Search the material for the word "title" and report each line where it turns up.

## START

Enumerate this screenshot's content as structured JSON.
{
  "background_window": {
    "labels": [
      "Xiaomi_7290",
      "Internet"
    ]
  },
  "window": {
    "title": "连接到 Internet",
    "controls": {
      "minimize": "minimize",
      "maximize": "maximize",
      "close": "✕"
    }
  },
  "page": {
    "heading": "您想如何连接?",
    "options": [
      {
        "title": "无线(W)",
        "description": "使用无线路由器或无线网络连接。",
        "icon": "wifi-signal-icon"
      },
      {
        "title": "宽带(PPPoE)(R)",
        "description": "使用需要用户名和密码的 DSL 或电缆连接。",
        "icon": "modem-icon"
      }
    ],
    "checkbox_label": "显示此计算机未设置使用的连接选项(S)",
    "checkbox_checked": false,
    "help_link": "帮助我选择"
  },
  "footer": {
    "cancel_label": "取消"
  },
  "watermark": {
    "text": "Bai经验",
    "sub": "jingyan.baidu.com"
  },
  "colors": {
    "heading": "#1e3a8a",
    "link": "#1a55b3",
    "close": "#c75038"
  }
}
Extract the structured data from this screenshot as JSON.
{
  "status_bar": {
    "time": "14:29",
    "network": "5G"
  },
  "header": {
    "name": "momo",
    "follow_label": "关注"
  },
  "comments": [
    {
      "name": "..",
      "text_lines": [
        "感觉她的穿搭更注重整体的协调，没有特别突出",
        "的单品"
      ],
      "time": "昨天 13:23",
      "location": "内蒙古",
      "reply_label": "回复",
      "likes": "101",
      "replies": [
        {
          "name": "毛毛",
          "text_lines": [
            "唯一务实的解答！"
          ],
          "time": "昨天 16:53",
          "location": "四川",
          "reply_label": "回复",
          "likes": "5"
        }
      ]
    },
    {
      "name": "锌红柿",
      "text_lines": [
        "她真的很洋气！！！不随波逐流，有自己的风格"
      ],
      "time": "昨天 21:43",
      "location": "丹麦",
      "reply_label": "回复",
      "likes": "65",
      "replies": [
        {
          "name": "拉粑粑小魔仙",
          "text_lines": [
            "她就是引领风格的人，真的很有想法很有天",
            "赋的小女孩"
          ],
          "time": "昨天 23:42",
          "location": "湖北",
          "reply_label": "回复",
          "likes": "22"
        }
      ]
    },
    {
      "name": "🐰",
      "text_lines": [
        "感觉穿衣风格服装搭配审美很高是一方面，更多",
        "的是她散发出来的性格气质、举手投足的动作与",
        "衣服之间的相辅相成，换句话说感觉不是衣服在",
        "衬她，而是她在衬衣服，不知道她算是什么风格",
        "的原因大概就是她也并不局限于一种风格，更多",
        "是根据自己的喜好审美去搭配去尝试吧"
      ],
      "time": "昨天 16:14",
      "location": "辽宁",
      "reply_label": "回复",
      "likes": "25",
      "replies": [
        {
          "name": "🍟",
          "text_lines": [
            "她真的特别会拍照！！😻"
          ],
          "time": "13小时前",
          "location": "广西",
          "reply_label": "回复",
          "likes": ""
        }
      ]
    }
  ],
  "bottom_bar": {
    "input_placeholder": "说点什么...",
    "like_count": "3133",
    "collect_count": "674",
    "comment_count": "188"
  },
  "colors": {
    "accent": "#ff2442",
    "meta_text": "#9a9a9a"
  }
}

## END

■ RESPONSE ■
    "title": "连接到 Internet",
        "title": "无线(W)",
        "title": "宽带(PPPoE)(R)",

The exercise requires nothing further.